* BEGIN AVAILABLE DATA *
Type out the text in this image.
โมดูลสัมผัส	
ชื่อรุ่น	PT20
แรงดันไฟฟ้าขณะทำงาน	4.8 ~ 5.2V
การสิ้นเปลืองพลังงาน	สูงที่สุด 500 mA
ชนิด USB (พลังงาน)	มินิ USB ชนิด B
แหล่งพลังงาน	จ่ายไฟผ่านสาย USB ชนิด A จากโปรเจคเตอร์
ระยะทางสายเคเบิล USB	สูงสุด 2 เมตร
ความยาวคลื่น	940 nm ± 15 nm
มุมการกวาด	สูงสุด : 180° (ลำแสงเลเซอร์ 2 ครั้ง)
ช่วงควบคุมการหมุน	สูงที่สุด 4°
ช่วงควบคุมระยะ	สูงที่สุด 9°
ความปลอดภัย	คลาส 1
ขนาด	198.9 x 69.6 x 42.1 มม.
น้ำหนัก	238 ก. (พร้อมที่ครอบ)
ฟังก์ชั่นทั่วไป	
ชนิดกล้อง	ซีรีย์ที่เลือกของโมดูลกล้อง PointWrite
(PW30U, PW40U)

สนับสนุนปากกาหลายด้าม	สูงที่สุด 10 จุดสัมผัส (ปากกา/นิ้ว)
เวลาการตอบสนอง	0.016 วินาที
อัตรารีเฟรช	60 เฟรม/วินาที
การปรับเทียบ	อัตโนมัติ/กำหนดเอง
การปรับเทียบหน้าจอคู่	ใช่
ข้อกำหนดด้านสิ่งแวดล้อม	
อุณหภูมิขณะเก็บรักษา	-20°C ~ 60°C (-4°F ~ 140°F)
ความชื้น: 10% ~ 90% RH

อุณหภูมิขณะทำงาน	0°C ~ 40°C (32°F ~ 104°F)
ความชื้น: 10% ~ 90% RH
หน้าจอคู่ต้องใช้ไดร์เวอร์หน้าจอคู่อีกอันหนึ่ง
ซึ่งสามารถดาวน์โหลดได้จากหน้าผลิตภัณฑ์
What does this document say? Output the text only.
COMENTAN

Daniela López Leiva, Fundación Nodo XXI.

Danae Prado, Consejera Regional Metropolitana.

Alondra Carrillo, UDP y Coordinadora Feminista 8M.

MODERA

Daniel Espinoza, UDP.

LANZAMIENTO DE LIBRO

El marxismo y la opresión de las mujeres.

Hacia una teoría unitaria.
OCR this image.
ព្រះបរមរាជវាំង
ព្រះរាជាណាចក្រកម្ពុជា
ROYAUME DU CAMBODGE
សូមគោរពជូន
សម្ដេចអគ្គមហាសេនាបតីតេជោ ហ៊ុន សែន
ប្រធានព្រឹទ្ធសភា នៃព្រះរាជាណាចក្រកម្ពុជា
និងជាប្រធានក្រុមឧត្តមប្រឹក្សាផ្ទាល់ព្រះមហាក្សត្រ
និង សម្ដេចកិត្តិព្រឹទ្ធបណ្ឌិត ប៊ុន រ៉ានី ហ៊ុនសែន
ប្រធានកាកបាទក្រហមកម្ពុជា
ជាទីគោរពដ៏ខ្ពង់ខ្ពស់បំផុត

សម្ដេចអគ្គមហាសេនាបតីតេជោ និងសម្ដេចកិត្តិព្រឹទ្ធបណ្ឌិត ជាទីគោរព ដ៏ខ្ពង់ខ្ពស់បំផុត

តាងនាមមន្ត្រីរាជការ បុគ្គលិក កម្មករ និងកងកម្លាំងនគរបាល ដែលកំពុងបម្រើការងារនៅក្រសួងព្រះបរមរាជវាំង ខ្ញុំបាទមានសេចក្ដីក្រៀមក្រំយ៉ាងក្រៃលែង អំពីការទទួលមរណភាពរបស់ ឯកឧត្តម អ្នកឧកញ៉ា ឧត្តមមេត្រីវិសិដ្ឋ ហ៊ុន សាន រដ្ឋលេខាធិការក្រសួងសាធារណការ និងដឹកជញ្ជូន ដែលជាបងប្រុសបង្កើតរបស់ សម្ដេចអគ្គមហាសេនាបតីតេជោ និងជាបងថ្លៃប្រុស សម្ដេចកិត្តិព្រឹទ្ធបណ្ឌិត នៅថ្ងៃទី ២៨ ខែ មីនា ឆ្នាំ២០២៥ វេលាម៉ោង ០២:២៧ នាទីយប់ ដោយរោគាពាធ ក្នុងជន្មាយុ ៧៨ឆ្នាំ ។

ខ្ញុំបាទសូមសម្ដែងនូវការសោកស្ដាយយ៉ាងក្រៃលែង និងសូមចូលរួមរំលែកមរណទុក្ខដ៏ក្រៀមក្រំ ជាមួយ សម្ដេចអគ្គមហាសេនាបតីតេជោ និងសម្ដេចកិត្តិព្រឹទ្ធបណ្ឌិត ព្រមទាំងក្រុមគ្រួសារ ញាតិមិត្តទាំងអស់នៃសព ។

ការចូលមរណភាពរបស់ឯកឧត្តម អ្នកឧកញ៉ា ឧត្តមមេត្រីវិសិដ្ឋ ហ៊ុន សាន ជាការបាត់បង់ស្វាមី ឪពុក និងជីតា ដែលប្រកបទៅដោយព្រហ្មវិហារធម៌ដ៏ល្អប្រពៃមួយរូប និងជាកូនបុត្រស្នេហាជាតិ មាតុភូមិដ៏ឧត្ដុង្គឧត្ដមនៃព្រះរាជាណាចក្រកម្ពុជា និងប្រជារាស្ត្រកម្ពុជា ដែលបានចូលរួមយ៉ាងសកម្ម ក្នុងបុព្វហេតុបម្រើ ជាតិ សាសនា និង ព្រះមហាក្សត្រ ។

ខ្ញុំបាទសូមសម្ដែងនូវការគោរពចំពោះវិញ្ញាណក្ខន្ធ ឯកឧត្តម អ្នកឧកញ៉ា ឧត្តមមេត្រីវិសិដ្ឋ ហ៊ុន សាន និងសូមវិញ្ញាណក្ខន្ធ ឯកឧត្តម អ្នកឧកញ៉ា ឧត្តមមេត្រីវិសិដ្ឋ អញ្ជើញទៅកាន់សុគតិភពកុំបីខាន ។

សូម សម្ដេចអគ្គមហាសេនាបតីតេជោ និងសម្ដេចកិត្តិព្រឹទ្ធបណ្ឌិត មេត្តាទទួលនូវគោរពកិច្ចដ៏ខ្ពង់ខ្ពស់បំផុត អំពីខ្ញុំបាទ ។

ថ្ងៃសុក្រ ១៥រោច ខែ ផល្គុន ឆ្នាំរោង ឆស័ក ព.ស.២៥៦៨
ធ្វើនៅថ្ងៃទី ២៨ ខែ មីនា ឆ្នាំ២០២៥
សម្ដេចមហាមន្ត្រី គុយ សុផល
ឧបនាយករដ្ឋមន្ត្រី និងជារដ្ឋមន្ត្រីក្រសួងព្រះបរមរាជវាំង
* END AVAILABLE DATA *
**PROBLEM DESCRIPTION**
Return each line of the data exactly as written above.

**ANSWER TO THIS PROBLEM**
Type out the text in this image.
โมดูลสัมผัส	
ชื่อรุ่น	PT20
แรงดันไฟฟ้าขณะทำงาน	4.8 ~ 5.2V
การสิ้นเปลืองพลังงาน	สูงที่สุด 500 mA
ชนิด USB (พลังงาน)	มินิ USB ชนิด B
แหล่งพลังงาน	จ่ายไฟผ่านสาย USB ชนิด A จากโปรเจคเตอร์
ระยะทางสายเคเบิล USB	สูงสุด 2 เมตร
ความยาวคลื่น	940 nm ± 15 nm
มุมการกวาด	สูงสุด : 180° (ลำแสงเลเซอร์ 2 ครั้ง)
ช่วงควบคุมการหมุน	สูงที่สุด 4°
ช่วงควบคุมระยะ	สูงที่สุด 9°
ความปลอดภัย	คลาส 1
ขนาด	198.9 x 69.6 x 42.1 มม.
น้ำหนัก	238 ก. (พร้อมที่ครอบ)
ฟังก์ชั่นทั่วไป	
ชนิดกล้อง	ซีรีย์ที่เลือกของโมดูลกล้อง PointWrite
(PW30U, PW40U)

สนับสนุนปากกาหลายด้าม	สูงที่สุด 10 จุดสัมผัส (ปากกา/นิ้ว)
เวลาการตอบสนอง	0.016 วินาที
อัตรารีเฟรช	60 เฟรม/วินาที
การปรับเทียบ	อัตโนมัติ/กำหนดเอง
การปรับเทียบหน้าจอคู่	ใช่
ข้อกำหนดด้านสิ่งแวดล้อม	
อุณหภูมิขณะเก็บรักษา	-20°C ~ 60°C (-4°F ~ 140°F)
ความชื้น: 10% ~ 90% RH

อุณหภูมิขณะทำงาน	0°C ~ 40°C (32°F ~ 104°F)
ความชื้น: 10% ~ 90% RH
หน้าจอคู่ต้องใช้ไดร์เวอร์หน้าจอคู่อีกอันหนึ่ง
ซึ่งสามารถดาวน์โหลดได้จากหน้าผลิตภัณฑ์
What does this document say? Output the text only.
COMENTAN

Daniela López Leiva, Fundación Nodo XXI.

Danae Prado, Consejera Regional Metropolitana.

Alondra Carrillo, UDP y Coordinadora Feminista 8M.

MODERA

Daniel Espinoza, UDP.

LANZAMIENTO DE LIBRO

El marxismo y la opresión de las mujeres.

Hacia una teoría unitaria.
OCR this image.
ព្រះបរមរាជវាំង
ព្រះរាជាណាចក្រកម្ពុជា
ROYAUME DU CAMBODGE
សូមគោរពជូន
សម្ដេចអគ្គមហាសេនាបតីតេជោ ហ៊ុន សែន
ប្រធានព្រឹទ្ធសភា នៃព្រះរាជាណាចក្រកម្ពុជា
និងជាប្រធានក្រុមឧត្តមប្រឹក្សាផ្ទាល់ព្រះមហាក្សត្រ
និង សម្ដេចកិត្តិព្រឹទ្ធបណ្ឌិត ប៊ុន រ៉ានី ហ៊ុនសែន
ប្រធានកាកបាទក្រហមកម្ពុជា
ជាទីគោរពដ៏ខ្ពង់ខ្ពស់បំផុត

សម្ដេចអគ្គមហាសេនាបតីតេជោ និងសម្ដេចកិត្តិព្រឹទ្ធបណ្ឌិត ជាទីគោរព ដ៏ខ្ពង់ខ្ពស់បំផុត

តាងនាមមន្ត្រីរាជការ បុគ្គលិក កម្មករ និងកងកម្លាំងនគរបាល ដែលកំពុងបម្រើការងារនៅក្រសួងព្រះបរមរាជវាំង ខ្ញុំបាទមានសេចក្ដីក្រៀមក្រំយ៉ាងក្រៃលែង អំពីការទទួលមរណភាពរបស់ ឯកឧត្តម អ្នកឧកញ៉ា ឧត្តមមេត្រីវិសិដ្ឋ ហ៊ុន សាន រដ្ឋលេខាធិការក្រសួងសាធារណការ និងដឹកជញ្ជូន ដែលជាបងប្រុសបង្កើតរបស់ សម្ដេចអគ្គមហាសេនាបតីតេជោ និងជាបងថ្លៃប្រុស សម្ដេចកិត្តិព្រឹទ្ធបណ្ឌិត នៅថ្ងៃទី ២៨ ខែ មីនា ឆ្នាំ២០២៥ វេលាម៉ោង ០២:២៧ នាទីយប់ ដោយរោគាពាធ ក្នុងជន្មាយុ ៧៨ឆ្នាំ ។

ខ្ញុំបាទសូមសម្ដែងនូវការសោកស្ដាយយ៉ាងក្រៃលែង និងសូមចូលរួមរំលែកមរណទុក្ខដ៏ក្រៀមក្រំ ជាមួយ សម្ដេចអគ្គមហាសេនាបតីតេជោ និងសម្ដេចកិត្តិព្រឹទ្ធបណ្ឌិត ព្រមទាំងក្រុមគ្រួសារ ញាតិមិត្តទាំងអស់នៃសព ។

ការចូលមរណភាពរបស់ឯកឧត្តម អ្នកឧកញ៉ា ឧត្តមមេត្រីវិសិដ្ឋ ហ៊ុន សាន ជាការបាត់បង់ស្វាមី ឪពុក និងជីតា ដែលប្រកបទៅដោយព្រហ្មវិហារធម៌ដ៏ល្អប្រពៃមួយរូប និងជាកូនបុត្រស្នេហាជាតិ មាតុភូមិដ៏ឧត្ដុង្គឧត្ដមនៃព្រះរាជាណាចក្រកម្ពុជា និងប្រជារាស្ត្រកម្ពុជា ដែលបានចូលរួមយ៉ាងសកម្ម ក្នុងបុព្វហេតុបម្រើ ជាតិ សាសនា និង ព្រះមហាក្សត្រ ។

ខ្ញុំបាទសូមសម្ដែងនូវការគោរពចំពោះវិញ្ញាណក្ខន្ធ ឯកឧត្តម អ្នកឧកញ៉ា ឧត្តមមេត្រីវិសិដ្ឋ ហ៊ុន សាន និងសូមវិញ្ញាណក្ខន្ធ ឯកឧត្តម អ្នកឧកញ៉ា ឧត្តមមេត្រីវិសិដ្ឋ អញ្ជើញទៅកាន់សុគតិភពកុំបីខាន ។

សូម សម្ដេចអគ្គមហាសេនាបតីតេជោ និងសម្ដេចកិត្តិព្រឹទ្ធបណ្ឌិត មេត្តាទទួលនូវគោរពកិច្ចដ៏ខ្ពង់ខ្ពស់បំផុត អំពីខ្ញុំបាទ ។

ថ្ងៃសុក្រ ១៥រោច ខែ ផល្គុន ឆ្នាំរោង ឆស័ក ព.ស.២៥៦៨
ធ្វើនៅថ្ងៃទី ២៨ ខែ មីនា ឆ្នាំ២០២៥
សម្ដេចមហាមន្ត្រី គុយ សុផល
ឧបនាយករដ្ឋមន្ត្រី និងជារដ្ឋមន្ត្រីក្រសួងព្រះបរមរាជវាំង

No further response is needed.